__Set task__: Reproduce all the lines below exactly and omit the images.

== Entries ==

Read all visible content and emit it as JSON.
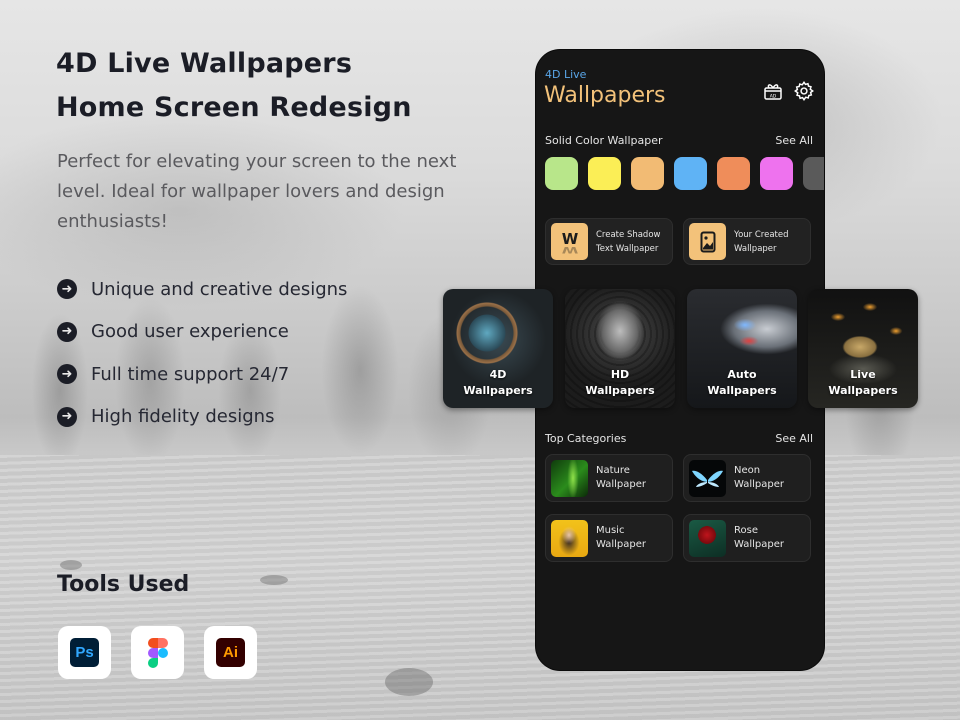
{
  "hero": {
    "title_line1": "4D Live Wallpapers",
    "title_line2": "Home Screen Redesign",
    "subtitle": "Perfect for elevating your screen to the next level. Ideal for wallpaper lovers and design enthusiasts!"
  },
  "features": [
    {
      "icon": "arrow-right-circle-icon",
      "label": "Unique and creative designs"
    },
    {
      "icon": "arrow-right-circle-icon",
      "label": "Good user experience"
    },
    {
      "icon": "arrow-right-circle-icon",
      "label": "Full time support 24/7"
    },
    {
      "icon": "arrow-right-circle-icon",
      "label": "High fidelity designs"
    }
  ],
  "tools": {
    "title": "Tools Used",
    "items": [
      {
        "name": "Photoshop",
        "glyph": "Ps"
      },
      {
        "name": "Figma",
        "glyph": ""
      },
      {
        "name": "Illustrator",
        "glyph": "Ai"
      }
    ]
  },
  "app": {
    "header": {
      "subtitle": "4D Live",
      "title": "Wallpapers",
      "icons": [
        "gift-ad-icon",
        "gear-icon"
      ],
      "gift_badge": "AD"
    },
    "solid_colors": {
      "title": "Solid Color Wallpaper",
      "see_all": "See All",
      "swatches": [
        "#b8e68a",
        "#fbee56",
        "#f2bb74",
        "#5fb3f5",
        "#ef8d5a",
        "#ee72ee",
        "#5a5a5a"
      ]
    },
    "actions": [
      {
        "line1": "Create Shadow",
        "line2": "Text Wallpaper",
        "icon": "shadow-text-icon"
      },
      {
        "line1": "Your Created",
        "line2": "Wallpaper",
        "icon": "phone-image-icon"
      }
    ],
    "feature_cards": [
      {
        "line1": "4D",
        "line2": "Wallpapers"
      },
      {
        "line1": "HD",
        "line2": "Wallpapers"
      },
      {
        "line1": "Auto",
        "line2": "Wallpapers"
      },
      {
        "line1": "Live",
        "line2": "Wallpapers"
      }
    ],
    "top_categories": {
      "title": "Top Categories",
      "see_all": "See All",
      "items": [
        {
          "line1": "Nature",
          "line2": "Wallpaper"
        },
        {
          "line1": "Neon",
          "line2": "Wallpaper"
        },
        {
          "line1": "Music",
          "line2": "Wallpaper"
        },
        {
          "line1": "Rose",
          "line2": "Wallpaper"
        }
      ]
    },
    "colors": {
      "accent": "#f3c27a",
      "subtitle_blue": "#5aa6e8",
      "screen_bg": "#161616"
    }
  }
}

===

__Complete output__:
Read all visible content and emit it as JSON.
{
  "hero": {
    "title_line1": "4D Live Wallpapers",
    "title_line2": "Home Screen Redesign",
    "subtitle": "Perfect for elevating your screen to the next level. Ideal for wallpaper lovers and design enthusiasts!"
  },
  "features": [
    {
      "icon": "arrow-right-circle-icon",
      "label": "Unique and creative designs"
    },
    {
      "icon": "arrow-right-circle-icon",
      "label": "Good user experience"
    },
    {
      "icon": "arrow-right-circle-icon",
      "label": "Full time support 24/7"
    },
    {
      "icon": "arrow-right-circle-icon",
      "label": "High fidelity designs"
    }
  ],
  "tools": {
    "title": "Tools Used",
    "items": [
      {
        "name": "Photoshop",
        "glyph": "Ps"
      },
      {
        "name": "Figma",
        "glyph": ""
      },
      {
        "name": "Illustrator",
        "glyph": "Ai"
      }
    ]
  },
  "app": {
    "header": {
      "subtitle": "4D Live",
      "title": "Wallpapers",
      "icons": [
        "gift-ad-icon",
        "gear-icon"
      ],
      "gift_badge": "AD"
    },
    "solid_colors": {
      "title": "Solid Color Wallpaper",
      "see_all": "See All",
      "swatches": [
        "#b8e68a",
        "#fbee56",
        "#f2bb74",
        "#5fb3f5",
        "#ef8d5a",
        "#ee72ee",
        "#5a5a5a"
      ]
    },
    "actions": [
      {
        "line1": "Create Shadow",
        "line2": "Text Wallpaper",
        "icon": "shadow-text-icon"
      },
      {
        "line1": "Your Created",
        "line2": "Wallpaper",
        "icon": "phone-image-icon"
      }
    ],
    "feature_cards": [
      {
        "line1": "4D",
        "line2": "Wallpapers"
      },
      {
        "line1": "HD",
        "line2": "Wallpapers"
      },
      {
        "line1": "Auto",
        "line2": "Wallpapers"
      },
      {
        "line1": "Live",
        "line2": "Wallpapers"
      }
    ],
    "top_categories": {
      "title": "Top Categories",
      "see_all": "See All",
      "items": [
        {
          "line1": "Nature",
          "line2": "Wallpaper"
        },
        {
          "line1": "Neon",
          "line2": "Wallpaper"
        },
        {
          "line1": "Music",
          "line2": "Wallpaper"
        },
        {
          "line1": "Rose",
          "line2": "Wallpaper"
        }
      ]
    },
    "colors": {
      "accent": "#f3c27a",
      "subtitle_blue": "#5aa6e8",
      "screen_bg": "#161616"
    }
  }
}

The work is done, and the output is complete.